** WHAT THE TASK ASKS **
Identify, in the records below, every line where the string "text" appears, and copy each such line.
<<<<
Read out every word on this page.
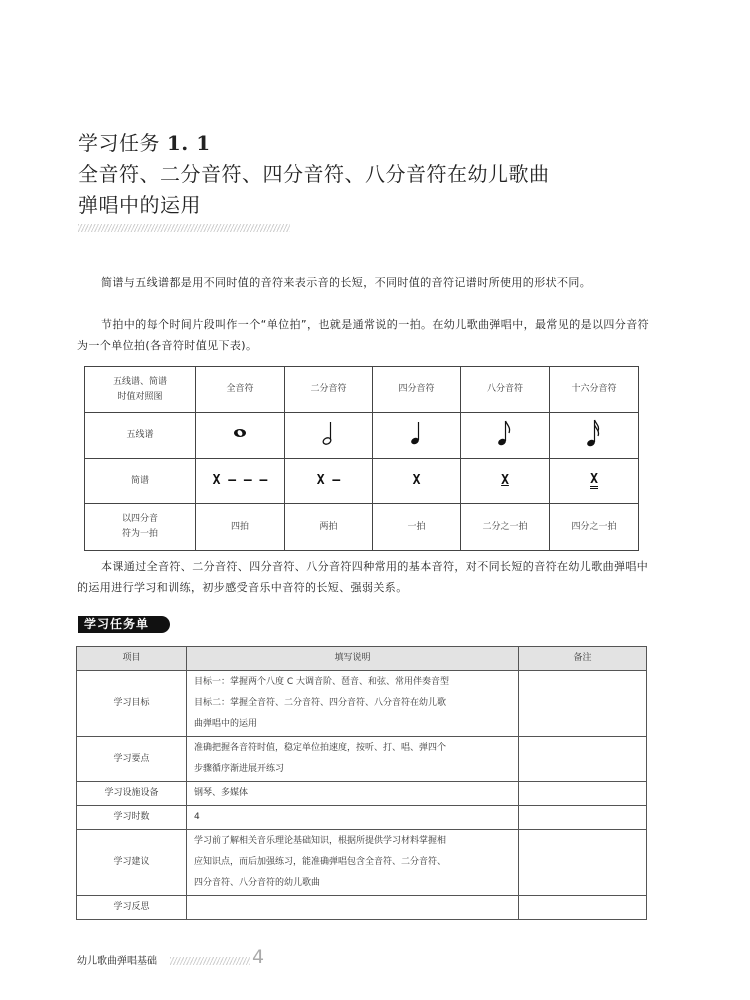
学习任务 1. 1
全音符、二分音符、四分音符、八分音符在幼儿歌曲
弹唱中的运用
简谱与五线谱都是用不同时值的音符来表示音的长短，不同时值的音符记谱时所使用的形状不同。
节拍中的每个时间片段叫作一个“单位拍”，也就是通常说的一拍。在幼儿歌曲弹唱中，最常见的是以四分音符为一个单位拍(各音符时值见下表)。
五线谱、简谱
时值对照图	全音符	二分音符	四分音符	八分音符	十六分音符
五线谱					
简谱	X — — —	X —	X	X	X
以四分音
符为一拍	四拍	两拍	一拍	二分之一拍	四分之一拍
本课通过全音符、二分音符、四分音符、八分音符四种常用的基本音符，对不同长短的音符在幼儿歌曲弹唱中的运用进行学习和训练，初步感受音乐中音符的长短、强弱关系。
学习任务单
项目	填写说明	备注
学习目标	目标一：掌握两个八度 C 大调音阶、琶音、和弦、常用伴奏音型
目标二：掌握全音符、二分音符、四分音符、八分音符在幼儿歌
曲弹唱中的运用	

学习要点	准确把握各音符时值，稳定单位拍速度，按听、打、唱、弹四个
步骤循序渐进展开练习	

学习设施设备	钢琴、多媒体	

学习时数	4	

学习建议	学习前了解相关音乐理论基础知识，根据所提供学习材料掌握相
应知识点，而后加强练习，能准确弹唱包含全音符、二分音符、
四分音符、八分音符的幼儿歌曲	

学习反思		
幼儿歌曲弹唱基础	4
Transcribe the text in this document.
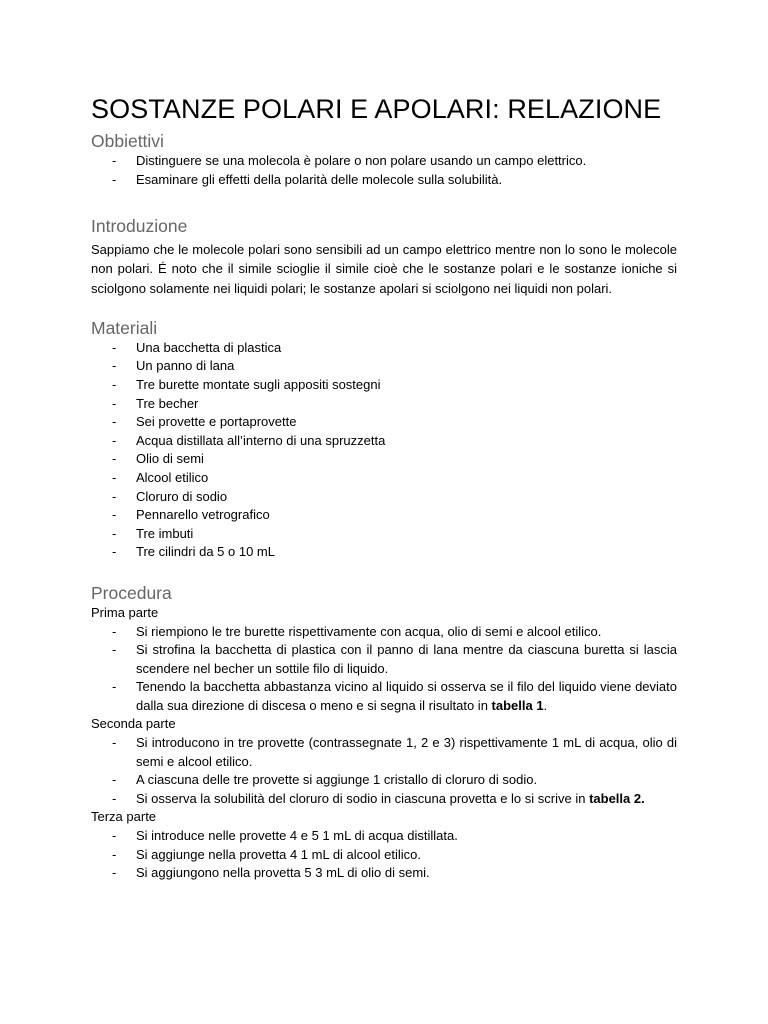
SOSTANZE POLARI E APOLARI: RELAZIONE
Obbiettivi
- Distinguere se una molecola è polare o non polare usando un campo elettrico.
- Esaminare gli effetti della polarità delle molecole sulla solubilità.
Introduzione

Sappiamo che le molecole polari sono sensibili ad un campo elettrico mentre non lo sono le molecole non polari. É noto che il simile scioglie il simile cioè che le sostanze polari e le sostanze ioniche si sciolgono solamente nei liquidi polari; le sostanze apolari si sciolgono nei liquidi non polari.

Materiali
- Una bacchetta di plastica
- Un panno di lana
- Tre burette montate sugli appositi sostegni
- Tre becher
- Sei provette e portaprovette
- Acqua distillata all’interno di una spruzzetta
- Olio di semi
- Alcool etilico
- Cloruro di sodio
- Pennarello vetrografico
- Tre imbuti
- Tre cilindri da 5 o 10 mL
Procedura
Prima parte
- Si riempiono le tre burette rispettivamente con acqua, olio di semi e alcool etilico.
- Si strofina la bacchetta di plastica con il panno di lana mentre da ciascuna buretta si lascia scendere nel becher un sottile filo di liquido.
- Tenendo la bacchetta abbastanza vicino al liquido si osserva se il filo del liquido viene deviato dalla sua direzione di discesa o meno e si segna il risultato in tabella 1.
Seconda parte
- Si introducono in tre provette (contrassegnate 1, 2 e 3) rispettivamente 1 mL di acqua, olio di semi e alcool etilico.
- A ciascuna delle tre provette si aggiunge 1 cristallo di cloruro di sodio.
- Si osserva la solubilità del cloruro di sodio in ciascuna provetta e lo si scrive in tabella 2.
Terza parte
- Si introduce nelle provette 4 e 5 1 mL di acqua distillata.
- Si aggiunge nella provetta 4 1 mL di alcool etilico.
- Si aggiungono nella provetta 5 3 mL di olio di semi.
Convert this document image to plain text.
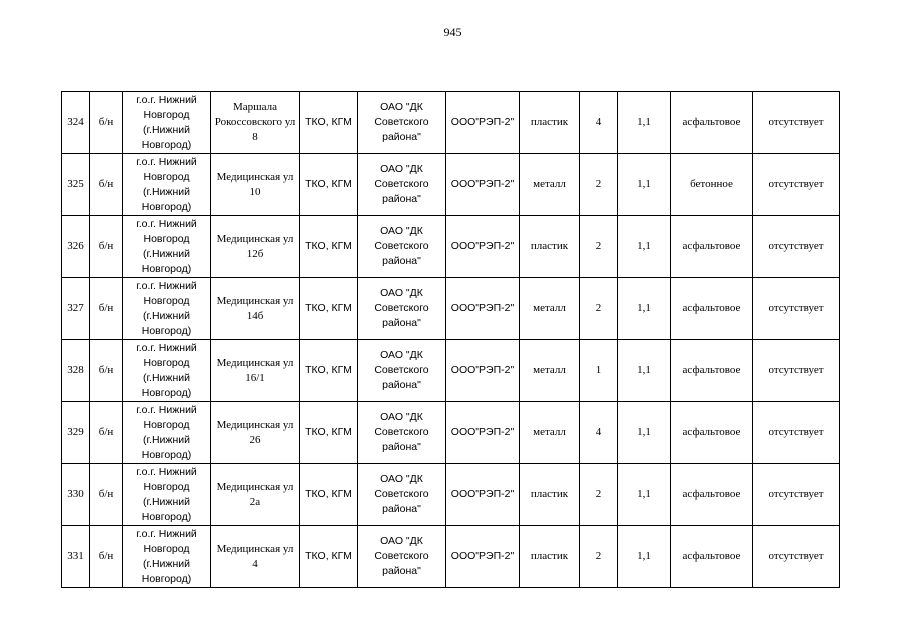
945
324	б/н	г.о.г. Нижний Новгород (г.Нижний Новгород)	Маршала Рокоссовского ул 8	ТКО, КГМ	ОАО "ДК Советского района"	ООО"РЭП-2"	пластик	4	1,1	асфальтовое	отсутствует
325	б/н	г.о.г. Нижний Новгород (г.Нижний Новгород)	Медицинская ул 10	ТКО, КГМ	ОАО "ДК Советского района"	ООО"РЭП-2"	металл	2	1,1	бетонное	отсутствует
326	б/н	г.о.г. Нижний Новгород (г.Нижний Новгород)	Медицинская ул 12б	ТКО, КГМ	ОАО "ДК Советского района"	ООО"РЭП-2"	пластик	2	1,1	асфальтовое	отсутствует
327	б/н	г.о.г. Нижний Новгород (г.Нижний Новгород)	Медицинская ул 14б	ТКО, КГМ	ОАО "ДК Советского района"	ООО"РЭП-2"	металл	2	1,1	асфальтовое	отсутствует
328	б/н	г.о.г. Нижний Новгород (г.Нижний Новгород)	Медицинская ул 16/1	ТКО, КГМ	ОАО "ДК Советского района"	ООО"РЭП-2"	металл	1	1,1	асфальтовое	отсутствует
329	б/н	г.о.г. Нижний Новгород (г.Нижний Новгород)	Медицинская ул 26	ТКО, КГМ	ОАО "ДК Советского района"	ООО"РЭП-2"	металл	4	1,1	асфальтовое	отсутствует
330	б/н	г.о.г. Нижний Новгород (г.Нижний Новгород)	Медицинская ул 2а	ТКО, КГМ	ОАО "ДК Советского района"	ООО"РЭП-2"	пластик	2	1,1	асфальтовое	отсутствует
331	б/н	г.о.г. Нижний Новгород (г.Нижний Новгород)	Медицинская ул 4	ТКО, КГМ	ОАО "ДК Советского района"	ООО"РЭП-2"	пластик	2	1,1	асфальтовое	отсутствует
>>>>
** EXPECTED ANSWER **
Transcribe the text in this document.
Convert this document image to plain text.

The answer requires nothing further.